Do this: Extract all data as written.

[Dataset records]

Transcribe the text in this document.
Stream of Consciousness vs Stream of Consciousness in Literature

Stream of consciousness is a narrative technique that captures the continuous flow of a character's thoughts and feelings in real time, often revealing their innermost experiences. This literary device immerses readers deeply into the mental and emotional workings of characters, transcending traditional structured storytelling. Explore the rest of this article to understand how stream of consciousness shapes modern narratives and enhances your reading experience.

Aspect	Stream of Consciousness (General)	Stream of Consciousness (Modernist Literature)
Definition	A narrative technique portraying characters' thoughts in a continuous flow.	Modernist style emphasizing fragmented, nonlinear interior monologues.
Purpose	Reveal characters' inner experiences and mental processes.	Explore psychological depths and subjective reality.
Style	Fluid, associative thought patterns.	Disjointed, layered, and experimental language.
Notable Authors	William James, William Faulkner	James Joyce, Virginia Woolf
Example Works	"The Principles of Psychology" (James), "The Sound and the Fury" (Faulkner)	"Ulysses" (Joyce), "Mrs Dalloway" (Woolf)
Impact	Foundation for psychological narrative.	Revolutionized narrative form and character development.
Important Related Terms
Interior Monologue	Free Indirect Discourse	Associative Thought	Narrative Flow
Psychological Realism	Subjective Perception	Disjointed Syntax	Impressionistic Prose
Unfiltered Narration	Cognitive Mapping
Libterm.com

Exercise output:
Transcribe the text in this document.
Stream of Consciousness vs Stream of Consciousness in Literature

Stream of consciousness is a narrative technique that captures the continuous flow of a character's thoughts and feelings in real time, often revealing their innermost experiences. This literary device immerses readers deeply into the mental and emotional workings of characters, transcending traditional structured storytelling. Explore the rest of this article to understand how stream of consciousness shapes modern narratives and enhances your reading experience.

Aspect	Stream of Consciousness (General)	Stream of Consciousness (Modernist Literature)
Definition	A narrative technique portraying characters' thoughts in a continuous flow.	Modernist style emphasizing fragmented, nonlinear interior monologues.
Purpose	Reveal characters' inner experiences and mental processes.	Explore psychological depths and subjective reality.
Style	Fluid, associative thought patterns.	Disjointed, layered, and experimental language.
Notable Authors	William James, William Faulkner	James Joyce, Virginia Woolf
Example Works	"The Principles of Psychology" (James), "The Sound and the Fury" (Faulkner)	"Ulysses" (Joyce), "Mrs Dalloway" (Woolf)
Impact	Foundation for psychological narrative.	Revolutionized narrative form and character development.
Important Related Terms
Interior Monologue	Free Indirect Discourse	Associative Thought	Narrative Flow
Psychological Realism	Subjective Perception	Disjointed Syntax	Impressionistic Prose
Unfiltered Narration	Cognitive Mapping
Libterm.com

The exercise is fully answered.